◆ Objective
Return every record verbatim.
***** Input
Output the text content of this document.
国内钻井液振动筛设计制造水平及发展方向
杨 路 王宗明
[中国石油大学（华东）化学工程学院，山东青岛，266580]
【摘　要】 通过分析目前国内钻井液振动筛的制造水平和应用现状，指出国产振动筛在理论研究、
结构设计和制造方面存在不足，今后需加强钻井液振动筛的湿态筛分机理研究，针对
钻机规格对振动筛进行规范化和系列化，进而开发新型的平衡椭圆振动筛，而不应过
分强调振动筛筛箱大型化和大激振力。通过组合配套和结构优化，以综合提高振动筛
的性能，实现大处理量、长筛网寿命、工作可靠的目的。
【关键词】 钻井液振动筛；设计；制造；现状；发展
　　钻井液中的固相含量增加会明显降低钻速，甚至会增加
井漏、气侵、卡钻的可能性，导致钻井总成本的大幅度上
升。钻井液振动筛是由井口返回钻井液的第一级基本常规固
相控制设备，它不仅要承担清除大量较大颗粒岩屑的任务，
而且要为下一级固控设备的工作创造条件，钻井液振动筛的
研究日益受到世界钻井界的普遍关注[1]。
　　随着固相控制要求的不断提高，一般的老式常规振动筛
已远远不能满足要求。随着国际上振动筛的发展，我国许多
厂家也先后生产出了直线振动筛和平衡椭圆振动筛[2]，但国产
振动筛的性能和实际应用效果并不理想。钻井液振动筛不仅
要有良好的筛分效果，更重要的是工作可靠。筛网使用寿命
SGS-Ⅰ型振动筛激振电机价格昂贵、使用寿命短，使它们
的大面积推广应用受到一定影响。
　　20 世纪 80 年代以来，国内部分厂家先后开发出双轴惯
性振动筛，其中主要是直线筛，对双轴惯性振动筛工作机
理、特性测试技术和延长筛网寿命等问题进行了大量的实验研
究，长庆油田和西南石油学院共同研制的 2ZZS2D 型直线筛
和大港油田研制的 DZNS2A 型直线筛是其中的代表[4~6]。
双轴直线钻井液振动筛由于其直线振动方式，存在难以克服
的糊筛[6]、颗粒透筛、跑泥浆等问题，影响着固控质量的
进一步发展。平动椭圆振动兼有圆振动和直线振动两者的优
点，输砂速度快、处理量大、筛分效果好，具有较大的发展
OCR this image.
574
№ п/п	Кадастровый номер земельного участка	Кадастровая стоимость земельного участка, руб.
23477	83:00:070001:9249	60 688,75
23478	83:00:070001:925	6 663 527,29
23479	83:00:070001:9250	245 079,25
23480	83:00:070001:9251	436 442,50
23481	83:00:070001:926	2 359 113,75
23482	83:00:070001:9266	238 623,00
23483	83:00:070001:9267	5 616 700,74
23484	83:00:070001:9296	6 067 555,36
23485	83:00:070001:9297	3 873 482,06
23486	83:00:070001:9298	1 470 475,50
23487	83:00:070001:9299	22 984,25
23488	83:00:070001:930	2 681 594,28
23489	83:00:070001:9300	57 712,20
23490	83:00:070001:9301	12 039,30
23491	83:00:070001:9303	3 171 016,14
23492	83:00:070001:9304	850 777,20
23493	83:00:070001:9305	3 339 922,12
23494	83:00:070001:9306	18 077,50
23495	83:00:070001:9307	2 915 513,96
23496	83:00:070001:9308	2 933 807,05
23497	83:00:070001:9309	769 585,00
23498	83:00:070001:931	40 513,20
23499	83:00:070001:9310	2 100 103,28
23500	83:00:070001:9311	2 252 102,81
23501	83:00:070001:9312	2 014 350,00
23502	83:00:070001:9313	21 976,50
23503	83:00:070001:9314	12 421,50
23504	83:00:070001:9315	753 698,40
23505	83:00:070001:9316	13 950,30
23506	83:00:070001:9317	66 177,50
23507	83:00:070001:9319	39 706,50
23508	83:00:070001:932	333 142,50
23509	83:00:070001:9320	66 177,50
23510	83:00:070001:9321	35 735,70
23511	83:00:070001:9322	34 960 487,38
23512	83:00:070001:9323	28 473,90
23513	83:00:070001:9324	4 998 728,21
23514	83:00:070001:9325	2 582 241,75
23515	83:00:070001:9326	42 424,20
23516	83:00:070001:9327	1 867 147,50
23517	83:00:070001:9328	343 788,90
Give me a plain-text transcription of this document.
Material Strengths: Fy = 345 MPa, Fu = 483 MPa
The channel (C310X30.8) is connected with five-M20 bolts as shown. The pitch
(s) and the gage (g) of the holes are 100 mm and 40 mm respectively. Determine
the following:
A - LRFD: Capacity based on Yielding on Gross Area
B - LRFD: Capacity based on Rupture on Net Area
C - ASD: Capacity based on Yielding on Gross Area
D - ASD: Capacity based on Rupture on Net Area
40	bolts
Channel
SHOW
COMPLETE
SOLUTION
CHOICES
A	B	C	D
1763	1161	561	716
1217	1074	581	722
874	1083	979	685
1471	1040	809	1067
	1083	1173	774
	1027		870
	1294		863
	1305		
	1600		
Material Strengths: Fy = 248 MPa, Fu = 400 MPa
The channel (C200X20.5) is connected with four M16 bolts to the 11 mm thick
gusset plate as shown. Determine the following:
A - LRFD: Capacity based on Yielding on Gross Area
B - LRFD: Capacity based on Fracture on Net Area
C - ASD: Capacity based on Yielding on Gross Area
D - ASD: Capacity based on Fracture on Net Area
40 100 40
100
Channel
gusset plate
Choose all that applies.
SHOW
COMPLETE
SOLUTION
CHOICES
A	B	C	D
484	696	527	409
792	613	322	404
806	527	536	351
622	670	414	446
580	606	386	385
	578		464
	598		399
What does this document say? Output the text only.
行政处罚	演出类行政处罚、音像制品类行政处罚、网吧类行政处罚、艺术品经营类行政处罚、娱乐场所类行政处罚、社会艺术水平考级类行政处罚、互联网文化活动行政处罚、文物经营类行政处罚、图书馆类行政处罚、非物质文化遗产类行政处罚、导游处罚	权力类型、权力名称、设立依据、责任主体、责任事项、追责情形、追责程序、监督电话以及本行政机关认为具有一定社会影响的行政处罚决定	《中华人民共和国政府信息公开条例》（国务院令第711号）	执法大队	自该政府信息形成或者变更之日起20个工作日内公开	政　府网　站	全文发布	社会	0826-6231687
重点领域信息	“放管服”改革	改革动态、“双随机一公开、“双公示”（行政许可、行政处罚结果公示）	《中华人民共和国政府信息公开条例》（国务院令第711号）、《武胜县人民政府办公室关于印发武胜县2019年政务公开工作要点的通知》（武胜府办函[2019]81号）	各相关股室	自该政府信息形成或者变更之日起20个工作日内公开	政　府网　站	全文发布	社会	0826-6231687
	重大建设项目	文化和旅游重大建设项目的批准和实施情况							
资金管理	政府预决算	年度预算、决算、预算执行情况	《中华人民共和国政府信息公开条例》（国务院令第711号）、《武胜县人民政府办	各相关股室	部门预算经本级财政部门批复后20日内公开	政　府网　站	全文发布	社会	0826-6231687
**********
◆ Exercise result
Output the text content of this document.
国内钻井液振动筛设计制造水平及发展方向
杨 路 王宗明
[中国石油大学（华东）化学工程学院，山东青岛，266580]
【摘　要】 通过分析目前国内钻井液振动筛的制造水平和应用现状，指出国产振动筛在理论研究、
结构设计和制造方面存在不足，今后需加强钻井液振动筛的湿态筛分机理研究，针对
钻机规格对振动筛进行规范化和系列化，进而开发新型的平衡椭圆振动筛，而不应过
分强调振动筛筛箱大型化和大激振力。通过组合配套和结构优化，以综合提高振动筛
的性能，实现大处理量、长筛网寿命、工作可靠的目的。
【关键词】 钻井液振动筛；设计；制造；现状；发展
　　钻井液中的固相含量增加会明显降低钻速，甚至会增加
井漏、气侵、卡钻的可能性，导致钻井总成本的大幅度上
升。钻井液振动筛是由井口返回钻井液的第一级基本常规固
相控制设备，它不仅要承担清除大量较大颗粒岩屑的任务，
而且要为下一级固控设备的工作创造条件，钻井液振动筛的
研究日益受到世界钻井界的普遍关注[1]。
　　随着固相控制要求的不断提高，一般的老式常规振动筛
已远远不能满足要求。随着国际上振动筛的发展，我国许多
厂家也先后生产出了直线振动筛和平衡椭圆振动筛[2]，但国产
振动筛的性能和实际应用效果并不理想。钻井液振动筛不仅
要有良好的筛分效果，更重要的是工作可靠。筛网使用寿命
SGS-Ⅰ型振动筛激振电机价格昂贵、使用寿命短，使它们
的大面积推广应用受到一定影响。
　　20 世纪 80 年代以来，国内部分厂家先后开发出双轴惯
性振动筛，其中主要是直线筛，对双轴惯性振动筛工作机
理、特性测试技术和延长筛网寿命等问题进行了大量的实验研
究，长庆油田和西南石油学院共同研制的 2ZZS2D 型直线筛
和大港油田研制的 DZNS2A 型直线筛是其中的代表[4~6]。
双轴直线钻井液振动筛由于其直线振动方式，存在难以克服
的糊筛[6]、颗粒透筛、跑泥浆等问题，影响着固控质量的
进一步发展。平动椭圆振动兼有圆振动和直线振动两者的优
点，输砂速度快、处理量大、筛分效果好，具有较大的发展
OCR this image.
574
№ п/п	Кадастровый номер земельного участка	Кадастровая стоимость земельного участка, руб.
23477	83:00:070001:9249	60 688,75
23478	83:00:070001:925	6 663 527,29
23479	83:00:070001:9250	245 079,25
23480	83:00:070001:9251	436 442,50
23481	83:00:070001:926	2 359 113,75
23482	83:00:070001:9266	238 623,00
23483	83:00:070001:9267	5 616 700,74
23484	83:00:070001:9296	6 067 555,36
23485	83:00:070001:9297	3 873 482,06
23486	83:00:070001:9298	1 470 475,50
23487	83:00:070001:9299	22 984,25
23488	83:00:070001:930	2 681 594,28
23489	83:00:070001:9300	57 712,20
23490	83:00:070001:9301	12 039,30
23491	83:00:070001:9303	3 171 016,14
23492	83:00:070001:9304	850 777,20
23493	83:00:070001:9305	3 339 922,12
23494	83:00:070001:9306	18 077,50
23495	83:00:070001:9307	2 915 513,96
23496	83:00:070001:9308	2 933 807,05
23497	83:00:070001:9309	769 585,00
23498	83:00:070001:931	40 513,20
23499	83:00:070001:9310	2 100 103,28
23500	83:00:070001:9311	2 252 102,81
23501	83:00:070001:9312	2 014 350,00
23502	83:00:070001:9313	21 976,50
23503	83:00:070001:9314	12 421,50
23504	83:00:070001:9315	753 698,40
23505	83:00:070001:9316	13 950,30
23506	83:00:070001:9317	66 177,50
23507	83:00:070001:9319	39 706,50
23508	83:00:070001:932	333 142,50
23509	83:00:070001:9320	66 177,50
23510	83:00:070001:9321	35 735,70
23511	83:00:070001:9322	34 960 487,38
23512	83:00:070001:9323	28 473,90
23513	83:00:070001:9324	4 998 728,21
23514	83:00:070001:9325	2 582 241,75
23515	83:00:070001:9326	42 424,20
23516	83:00:070001:9327	1 867 147,50
23517	83:00:070001:9328	343 788,90
Give me a plain-text transcription of this document.
Material Strengths: Fy = 345 MPa, Fu = 483 MPa
The channel (C310X30.8) is connected with five-M20 bolts as shown. The pitch
(s) and the gage (g) of the holes are 100 mm and 40 mm respectively. Determine
the following:
A - LRFD: Capacity based on Yielding on Gross Area
B - LRFD: Capacity based on Rupture on Net Area
C - ASD: Capacity based on Yielding on Gross Area
D - ASD: Capacity based on Rupture on Net Area
40	bolts
Channel
SHOW
COMPLETE
SOLUTION
CHOICES
A	B	C	D
1763	1161	561	716
1217	1074	581	722
874	1083	979	685
1471	1040	809	1067
	1083	1173	774
	1027		870
	1294		863
	1305		
	1600		
Material Strengths: Fy = 248 MPa, Fu = 400 MPa
The channel (C200X20.5) is connected with four M16 bolts to the 11 mm thick
gusset plate as shown. Determine the following:
A - LRFD: Capacity based on Yielding on Gross Area
B - LRFD: Capacity based on Fracture on Net Area
C - ASD: Capacity based on Yielding on Gross Area
D - ASD: Capacity based on Fracture on Net Area
40 100 40
100
Channel
gusset plate
Choose all that applies.
SHOW
COMPLETE
SOLUTION
CHOICES
A	B	C	D
484	696	527	409
792	613	322	404
806	527	536	351
622	670	414	446
580	606	386	385
	578		464
	598		399
What does this document say? Output the text only.
行政处罚	演出类行政处罚、音像制品类行政处罚、网吧类行政处罚、艺术品经营类行政处罚、娱乐场所类行政处罚、社会艺术水平考级类行政处罚、互联网文化活动行政处罚、文物经营类行政处罚、图书馆类行政处罚、非物质文化遗产类行政处罚、导游处罚	权力类型、权力名称、设立依据、责任主体、责任事项、追责情形、追责程序、监督电话以及本行政机关认为具有一定社会影响的行政处罚决定	《中华人民共和国政府信息公开条例》（国务院令第711号）	执法大队	自该政府信息形成或者变更之日起20个工作日内公开	政　府网　站	全文发布	社会	0826-6231687
重点领域信息	“放管服”改革	改革动态、“双随机一公开、“双公示”（行政许可、行政处罚结果公示）	《中华人民共和国政府信息公开条例》（国务院令第711号）、《武胜县人民政府办公室关于印发武胜县2019年政务公开工作要点的通知》（武胜府办函[2019]81号）	各相关股室	自该政府信息形成或者变更之日起20个工作日内公开	政　府网　站	全文发布	社会	0826-6231687
	重大建设项目	文化和旅游重大建设项目的批准和实施情况							
资金管理	政府预决算	年度预算、决算、预算执行情况	《中华人民共和国政府信息公开条例》（国务院令第711号）、《武胜县人民政府办	各相关股室	部门预算经本级财政部门批复后20日内公开	政　府网　站	全文发布	社会	0826-6231687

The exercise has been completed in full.